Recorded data
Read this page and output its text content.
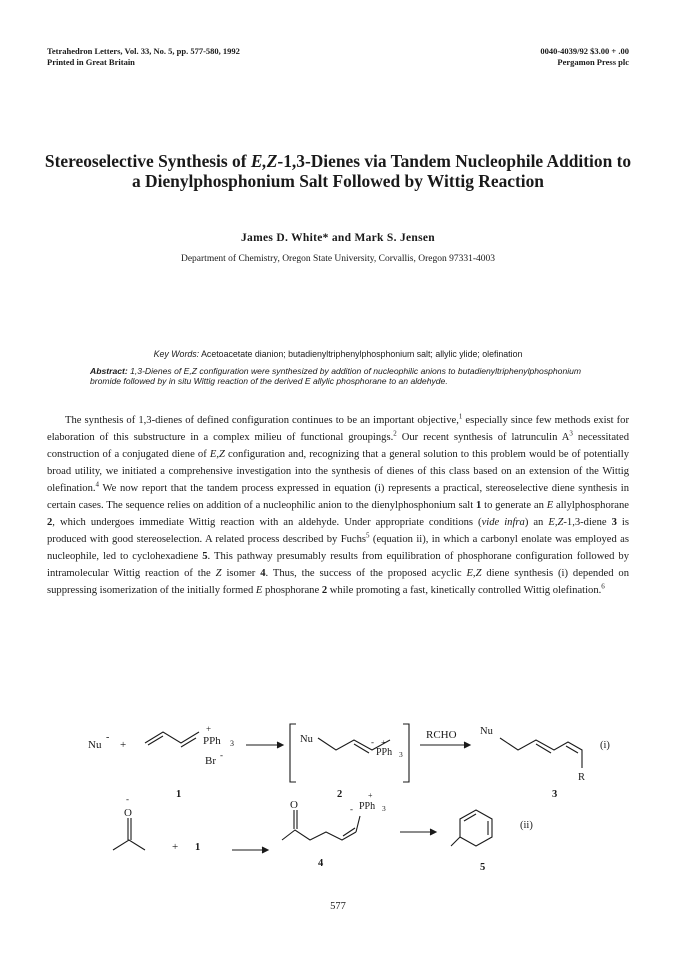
Tetrahedron Letters, Vol. 33, No. 5, pp. 577-580, 1992
Printed in Great Britain
0040-4039/92 $3.00 + .00
Pergamon Press plc
Stereoselective Synthesis of E,Z-1,3-Dienes via Tandem Nucleophile Addition to a Dienylphosphonium Salt Followed by Wittig Reaction
James D. White* and Mark S. Jensen
Department of Chemistry, Oregon State University, Corvallis, Oregon 97331-4003
Key Words: Acetoacetate dianion; butadienyltriphenylphosphonium salt; allylic ylide; olefination
Abstract: 1,3-Dienes of E,Z configuration were synthesized by addition of nucleophilic anions to butadienyltriphenylphosphonium bromide followed by in situ Wittig reaction of the derived E allylic phosphorane to an aldehyde.

The synthesis of 1,3-dienes of defined configuration continues to be an important objective,$^1$ especially since few methods exist for elaboration of this substructure in a complex milieu of functional groupings.$^2$ Our recent synthesis of latrunculin $A^3$ necessitated construction of a conjugated diene of E,Z configuration and, recognizing that a general solution to this problem would be of potentially broad utility, we initiated a comprehensive investigation into the synthesis of dienes of this class based on an extension of the Wittig olefination.$^4$ We now report that the tandem process expressed in equation (i) represents a practical, stereoselective diene synthesis in certain cases. The sequence relies on addition of a nucleophilic anion to the dienylphosphonium salt 1 to generate an E allylphosphorane 2, which undergoes immediate Wittig reaction with an aldehyde. Under appropriate conditions (vide infra) an E,Z-1,3-diene 3 is produced with good stereoselection. A related process described by Fuchs$^5$ (equation ii), in which a carbonyl enolate was employed as nucleophile, led to cyclohexadiene 5. This pathway presumably results from equilibration of phosphorane configuration followed by intramolecular Wittig reaction of the Z isomer 4. Thus, the success of the proposed acyclic E,Z diene synthesis (i) depended on suppressing isomerization of the initially formed E phosphorane 2 while promoting a fast, kinetically controlled Wittig olefination.$^6$

Nu
-
+
+
PPh 3
Br -
1
Nu	- +
PPh 3
2
RCHO Nu
R
(i)
3
-
O
+ 1
O	-
+
PPh 3
4
(ii)
5
577
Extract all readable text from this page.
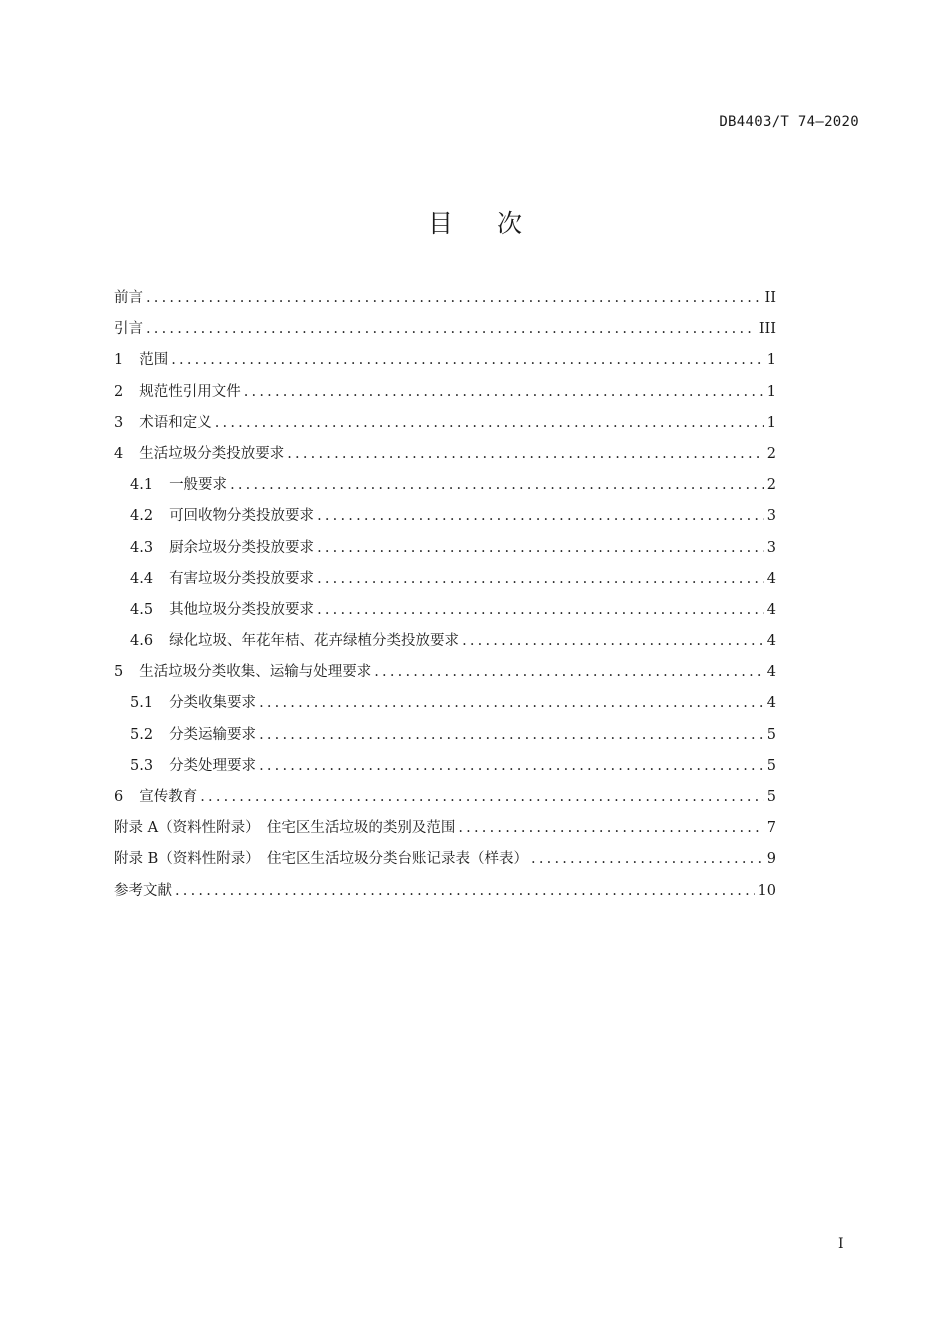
DB4403/T 74—2020
目次
前言 .....	II
引言 .....	III
1 范围 .....	1
2 规范性引用文件 .....	1
3 术语和定义 .....	1
4 生活垃圾分类投放要求 .....	2
4.1 一般要求 .....	2
4.2 可回收物分类投放要求 .....	3
4.3 厨余垃圾分类投放要求 .....	3
4.4 有害垃圾分类投放要求 .....	4
4.5 其他垃圾分类投放要求 .....	4
4.6 绿化垃圾、年花年桔、花卉绿植分类投放要求 .....	4
5 生活垃圾分类收集、运输与处理要求 .....	4
5.1 分类收集要求 .....	4
5.2 分类运输要求 .....	5
5.3 分类处理要求 .....	5
6 宣传教育 .....	5
附录 A（资料性附录）　住宅区生活垃圾的类别及范围 .....	7
附录 B（资料性附录）　住宅区生活垃圾分类台账记录表（样表） .....	9
参考文献 .....	10
I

TASK GOAL: Gather up, from the records above, each line where the word "butadienyltriphenylphosphonium" appears.

RESULT OF THIS TASK:
Key Words: Acetoacetate dianion; butadienyltriphenylphosphonium salt; allylic ylide; olefination
Abstract: 1,3-Dienes of E,Z configuration were synthesized by addition of nucleophilic anions to butadienyltriphenylphosphonium bromide followed by in situ Wittig reaction of the derived E allylic phosphorane to an aldehyde.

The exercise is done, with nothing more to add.